→ **WHAT THE EXERCISE ASKS**
Copy out every record below exactly as written, but leave out any pictures.
─── PROVIDED ENTRIES ───
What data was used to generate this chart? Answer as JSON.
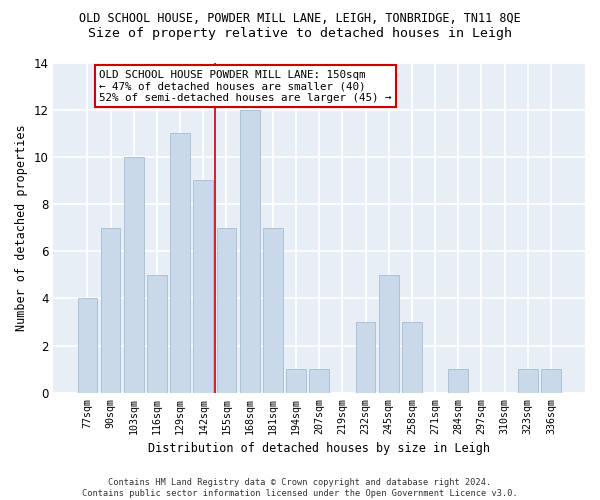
{
  "title": "OLD SCHOOL HOUSE, POWDER MILL LANE, LEIGH, TONBRIDGE, TN11 8QE",
  "subtitle": "Size of property relative to detached houses in Leigh",
  "xlabel": "Distribution of detached houses by size in Leigh",
  "ylabel": "Number of detached properties",
  "categories": [
    "77sqm",
    "90sqm",
    "103sqm",
    "116sqm",
    "129sqm",
    "142sqm",
    "155sqm",
    "168sqm",
    "181sqm",
    "194sqm",
    "207sqm",
    "219sqm",
    "232sqm",
    "245sqm",
    "258sqm",
    "271sqm",
    "284sqm",
    "297sqm",
    "310sqm",
    "323sqm",
    "336sqm"
  ],
  "values": [
    4,
    7,
    10,
    5,
    11,
    9,
    7,
    12,
    7,
    1,
    1,
    0,
    3,
    5,
    3,
    0,
    1,
    0,
    0,
    1,
    1
  ],
  "bar_color": "#c9d9ea",
  "bar_edge_color": "#9ab5cc",
  "vline_x": 5.5,
  "vline_color": "#cc0000",
  "annotation_text": "OLD SCHOOL HOUSE POWDER MILL LANE: 150sqm\n← 47% of detached houses are smaller (40)\n52% of semi-detached houses are larger (45) →",
  "annotation_box_color": "#ffffff",
  "annotation_box_edge": "#cc0000",
  "ylim": [
    0,
    14
  ],
  "yticks": [
    0,
    2,
    4,
    6,
    8,
    10,
    12,
    14
  ],
  "footer": "Contains HM Land Registry data © Crown copyright and database right 2024.\nContains public sector information licensed under the Open Government Licence v3.0.",
  "fig_bg_color": "#ffffff",
  "plot_bg_color": "#e8eef5",
  "grid_color": "#ffffff",
  "title_fontsize": 8.5,
  "subtitle_fontsize": 9.5,
  "xlabel_fontsize": 8.5,
  "ylabel_fontsize": 8.5,
  "annotation_fontsize": 7.8,
  "footer_fontsize": 6.2
}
───
→ **RESULT OF THE EXERCISE**
What data was used to generate this chart? Answer as JSON.
{
  "title": "OLD SCHOOL HOUSE, POWDER MILL LANE, LEIGH, TONBRIDGE, TN11 8QE",
  "subtitle": "Size of property relative to detached houses in Leigh",
  "xlabel": "Distribution of detached houses by size in Leigh",
  "ylabel": "Number of detached properties",
  "categories": [
    "77sqm",
    "90sqm",
    "103sqm",
    "116sqm",
    "129sqm",
    "142sqm",
    "155sqm",
    "168sqm",
    "181sqm",
    "194sqm",
    "207sqm",
    "219sqm",
    "232sqm",
    "245sqm",
    "258sqm",
    "271sqm",
    "284sqm",
    "297sqm",
    "310sqm",
    "323sqm",
    "336sqm"
  ],
  "values": [
    4,
    7,
    10,
    5,
    11,
    9,
    7,
    12,
    7,
    1,
    1,
    0,
    3,
    5,
    3,
    0,
    1,
    0,
    0,
    1,
    1
  ],
  "bar_color": "#c9d9ea",
  "bar_edge_color": "#9ab5cc",
  "vline_x": 5.5,
  "vline_color": "#cc0000",
  "annotation_text": "OLD SCHOOL HOUSE POWDER MILL LANE: 150sqm\n← 47% of detached houses are smaller (40)\n52% of semi-detached houses are larger (45) →",
  "annotation_box_color": "#ffffff",
  "annotation_box_edge": "#cc0000",
  "ylim": [
    0,
    14
  ],
  "yticks": [
    0,
    2,
    4,
    6,
    8,
    10,
    12,
    14
  ],
  "footer": "Contains HM Land Registry data © Crown copyright and database right 2024.\nContains public sector information licensed under the Open Government Licence v3.0.",
  "fig_bg_color": "#ffffff",
  "plot_bg_color": "#e8eef5",
  "grid_color": "#ffffff",
  "title_fontsize": 8.5,
  "subtitle_fontsize": 9.5,
  "xlabel_fontsize": 8.5,
  "ylabel_fontsize": 8.5,
  "annotation_fontsize": 7.8,
  "footer_fontsize": 6.2
}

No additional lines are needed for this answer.